(A block of data)
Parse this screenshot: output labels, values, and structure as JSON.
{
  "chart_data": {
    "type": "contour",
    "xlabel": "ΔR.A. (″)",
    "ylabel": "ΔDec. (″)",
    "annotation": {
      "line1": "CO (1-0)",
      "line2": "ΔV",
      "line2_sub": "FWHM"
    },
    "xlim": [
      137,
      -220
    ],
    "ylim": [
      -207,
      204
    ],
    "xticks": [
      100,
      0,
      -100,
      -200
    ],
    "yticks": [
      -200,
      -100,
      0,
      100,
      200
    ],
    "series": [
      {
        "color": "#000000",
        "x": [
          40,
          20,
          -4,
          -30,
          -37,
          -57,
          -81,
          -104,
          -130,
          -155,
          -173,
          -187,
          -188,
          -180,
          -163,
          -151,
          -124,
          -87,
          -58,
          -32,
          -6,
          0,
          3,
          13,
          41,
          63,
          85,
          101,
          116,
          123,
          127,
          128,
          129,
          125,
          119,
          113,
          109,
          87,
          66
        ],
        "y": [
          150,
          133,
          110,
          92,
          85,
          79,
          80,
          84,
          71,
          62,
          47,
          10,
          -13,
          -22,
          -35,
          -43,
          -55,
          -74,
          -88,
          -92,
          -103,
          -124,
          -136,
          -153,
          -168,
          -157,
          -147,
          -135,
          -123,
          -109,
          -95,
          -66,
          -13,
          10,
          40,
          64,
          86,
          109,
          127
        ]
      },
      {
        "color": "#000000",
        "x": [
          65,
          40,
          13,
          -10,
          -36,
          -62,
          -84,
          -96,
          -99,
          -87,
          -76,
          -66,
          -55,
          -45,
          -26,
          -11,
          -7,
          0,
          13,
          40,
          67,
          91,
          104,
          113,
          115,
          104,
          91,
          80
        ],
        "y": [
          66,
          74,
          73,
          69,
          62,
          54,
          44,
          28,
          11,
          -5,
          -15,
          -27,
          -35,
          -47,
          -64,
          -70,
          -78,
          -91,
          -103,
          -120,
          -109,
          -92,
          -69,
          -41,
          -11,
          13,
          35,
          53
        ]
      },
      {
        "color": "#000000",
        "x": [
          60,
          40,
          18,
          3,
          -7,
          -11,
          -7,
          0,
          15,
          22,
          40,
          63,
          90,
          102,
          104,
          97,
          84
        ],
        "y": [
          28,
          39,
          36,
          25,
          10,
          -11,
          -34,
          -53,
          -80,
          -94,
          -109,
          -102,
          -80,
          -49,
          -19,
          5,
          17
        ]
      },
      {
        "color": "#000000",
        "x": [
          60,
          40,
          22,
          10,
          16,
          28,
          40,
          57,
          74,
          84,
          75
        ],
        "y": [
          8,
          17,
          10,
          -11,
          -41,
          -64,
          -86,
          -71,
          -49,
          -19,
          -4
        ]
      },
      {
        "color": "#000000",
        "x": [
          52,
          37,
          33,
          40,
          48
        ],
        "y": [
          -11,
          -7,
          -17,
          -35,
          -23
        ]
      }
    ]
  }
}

◆ WHAT IS ASKED
Return the entries above exactly as they appear.

◆ EXERCISE RESPONSE
Parse this screenshot: output labels, values, and structure as JSON.
{
  "chart_data": {
    "type": "contour",
    "xlabel": "ΔR.A. (″)",
    "ylabel": "ΔDec. (″)",
    "annotation": {
      "line1": "CO (1-0)",
      "line2": "ΔV",
      "line2_sub": "FWHM"
    },
    "xlim": [
      137,
      -220
    ],
    "ylim": [
      -207,
      204
    ],
    "xticks": [
      100,
      0,
      -100,
      -200
    ],
    "yticks": [
      -200,
      -100,
      0,
      100,
      200
    ],
    "series": [
      {
        "color": "#000000",
        "x": [
          40,
          20,
          -4,
          -30,
          -37,
          -57,
          -81,
          -104,
          -130,
          -155,
          -173,
          -187,
          -188,
          -180,
          -163,
          -151,
          -124,
          -87,
          -58,
          -32,
          -6,
          0,
          3,
          13,
          41,
          63,
          85,
          101,
          116,
          123,
          127,
          128,
          129,
          125,
          119,
          113,
          109,
          87,
          66
        ],
        "y": [
          150,
          133,
          110,
          92,
          85,
          79,
          80,
          84,
          71,
          62,
          47,
          10,
          -13,
          -22,
          -35,
          -43,
          -55,
          -74,
          -88,
          -92,
          -103,
          -124,
          -136,
          -153,
          -168,
          -157,
          -147,
          -135,
          -123,
          -109,
          -95,
          -66,
          -13,
          10,
          40,
          64,
          86,
          109,
          127
        ]
      },
      {
        "color": "#000000",
        "x": [
          65,
          40,
          13,
          -10,
          -36,
          -62,
          -84,
          -96,
          -99,
          -87,
          -76,
          -66,
          -55,
          -45,
          -26,
          -11,
          -7,
          0,
          13,
          40,
          67,
          91,
          104,
          113,
          115,
          104,
          91,
          80
        ],
        "y": [
          66,
          74,
          73,
          69,
          62,
          54,
          44,
          28,
          11,
          -5,
          -15,
          -27,
          -35,
          -47,
          -64,
          -70,
          -78,
          -91,
          -103,
          -120,
          -109,
          -92,
          -69,
          -41,
          -11,
          13,
          35,
          53
        ]
      },
      {
        "color": "#000000",
        "x": [
          60,
          40,
          18,
          3,
          -7,
          -11,
          -7,
          0,
          15,
          22,
          40,
          63,
          90,
          102,
          104,
          97,
          84
        ],
        "y": [
          28,
          39,
          36,
          25,
          10,
          -11,
          -34,
          -53,
          -80,
          -94,
          -109,
          -102,
          -80,
          -49,
          -19,
          5,
          17
        ]
      },
      {
        "color": "#000000",
        "x": [
          60,
          40,
          22,
          10,
          16,
          28,
          40,
          57,
          74,
          84,
          75
        ],
        "y": [
          8,
          17,
          10,
          -11,
          -41,
          -64,
          -86,
          -71,
          -49,
          -19,
          -4
        ]
      },
      {
        "color": "#000000",
        "x": [
          52,
          37,
          33,
          40,
          48
        ],
        "y": [
          -11,
          -7,
          -17,
          -35,
          -23
        ]
      }
    ]
  }
}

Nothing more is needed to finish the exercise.